* Requirements
Nothing in the data should change when you return it, but leave the pictures out.
--------------------
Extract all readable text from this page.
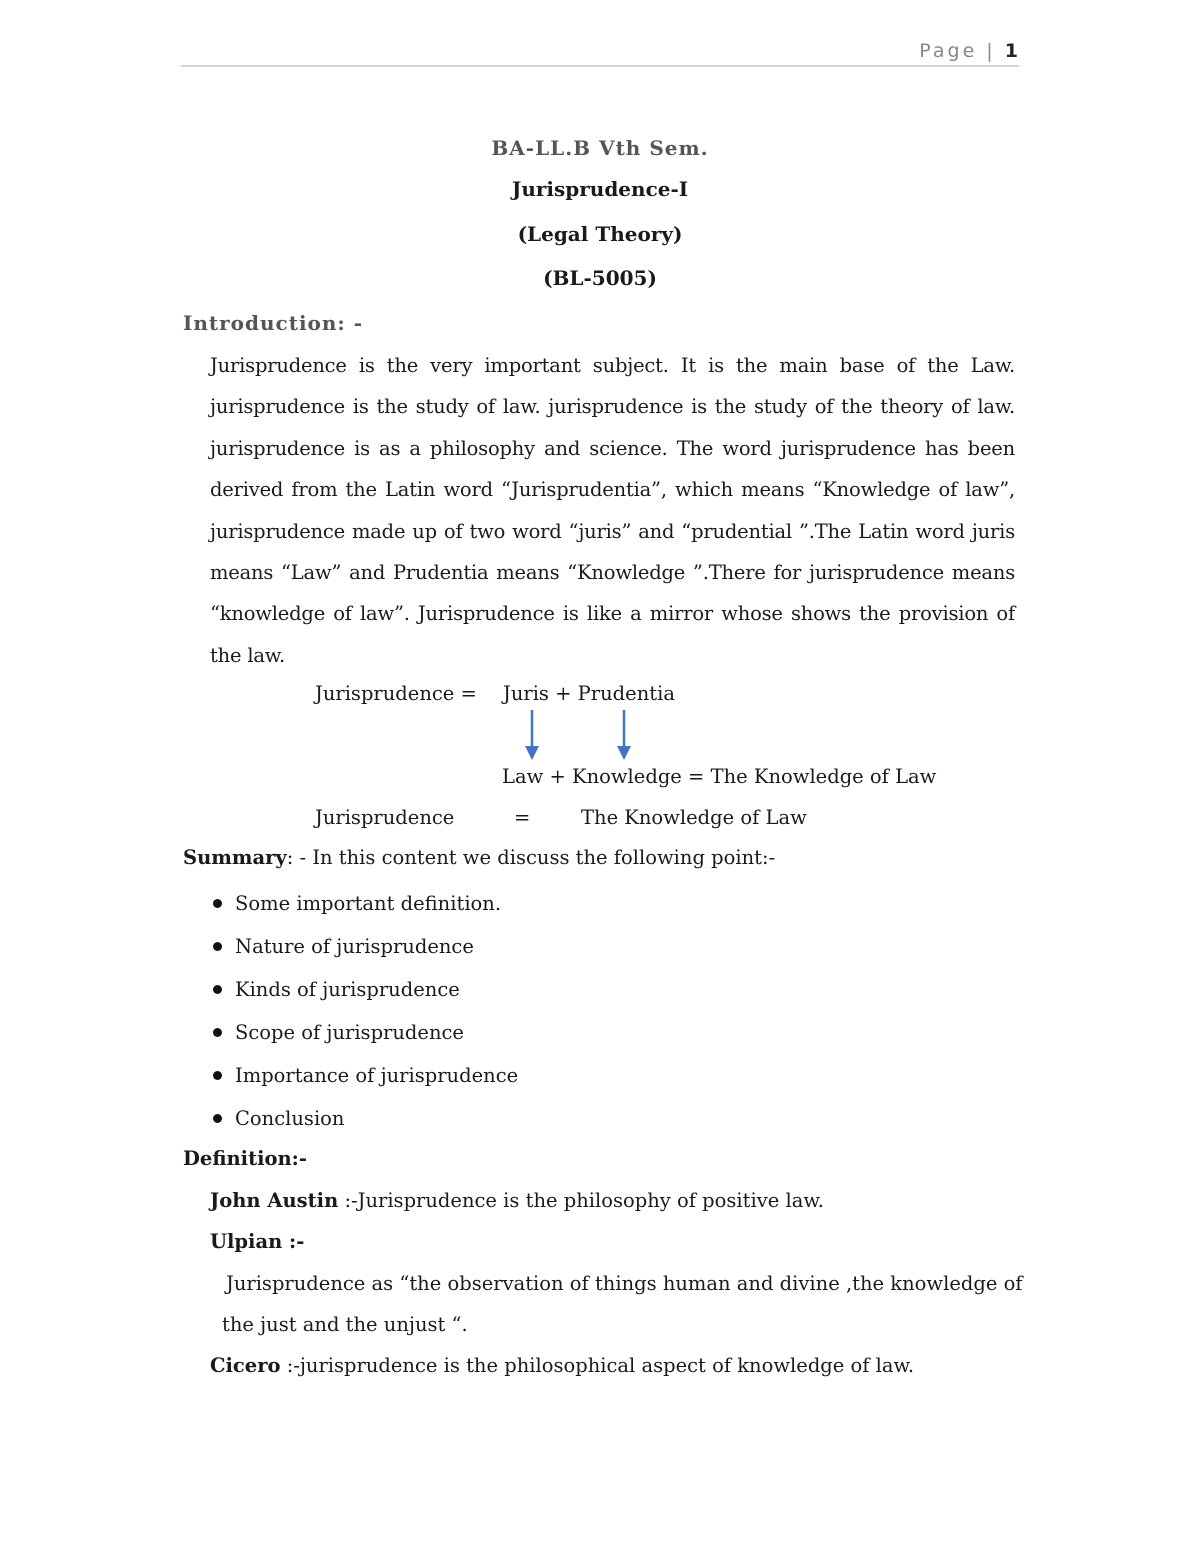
Page | 1
BA-LL.B Vth Sem.
Jurisprudence-I
(Legal Theory)
(BL-5005)
Introduction: -
Jurisprudence is the very important subject. It is the main base of the Law. jurisprudence is the study of law. jurisprudence is the study of the theory of law. jurisprudence is as a philosophy and science. The word jurisprudence has been derived from the Latin word “Jurisprudentia”, which means “Knowledge of law”, jurisprudence made up of two word “juris” and “prudential ”.The Latin word juris means “Law” and Prudentia means “Knowledge ”.There for jurisprudence means “knowledge of law”. Jurisprudence is like a mirror whose shows the provision of the law.
Jurisprudence = Juris + Prudentia
Law + Knowledge = The Knowledge of Law
Jurisprudence	=	The Knowledge of Law
Summary: - In this content we discuss the following point:-
Some important definition.
Nature of jurisprudence
Kinds of jurisprudence
Scope of jurisprudence
Importance of jurisprudence
Conclusion
Definition:-
John Austin :-Jurisprudence is the philosophy of positive law.
Ulpian :-
Jurisprudence as “the observation of things human and divine ,the knowledge of
the just and the unjust “.
Cicero :-jurisprudence is the philosophical aspect of knowledge of law.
--------------------
* The completed task
Extract all readable text from this page.
Page | 1
BA-LL.B Vth Sem.
Jurisprudence-I
(Legal Theory)
(BL-5005)
Introduction: -
Jurisprudence is the very important subject. It is the main base of the Law. jurisprudence is the study of law. jurisprudence is the study of the theory of law. jurisprudence is as a philosophy and science. The word jurisprudence has been derived from the Latin word “Jurisprudentia”, which means “Knowledge of law”, jurisprudence made up of two word “juris” and “prudential ”.The Latin word juris means “Law” and Prudentia means “Knowledge ”.There for jurisprudence means “knowledge of law”. Jurisprudence is like a mirror whose shows the provision of the law.
Jurisprudence = Juris + Prudentia
Law + Knowledge = The Knowledge of Law
Jurisprudence	=	The Knowledge of Law
Summary: - In this content we discuss the following point:-
Some important definition.
Nature of jurisprudence
Kinds of jurisprudence
Scope of jurisprudence
Importance of jurisprudence
Conclusion
Definition:-
John Austin :-Jurisprudence is the philosophy of positive law.
Ulpian :-
Jurisprudence as “the observation of things human and divine ,the knowledge of
the just and the unjust “.
Cicero :-jurisprudence is the philosophical aspect of knowledge of law.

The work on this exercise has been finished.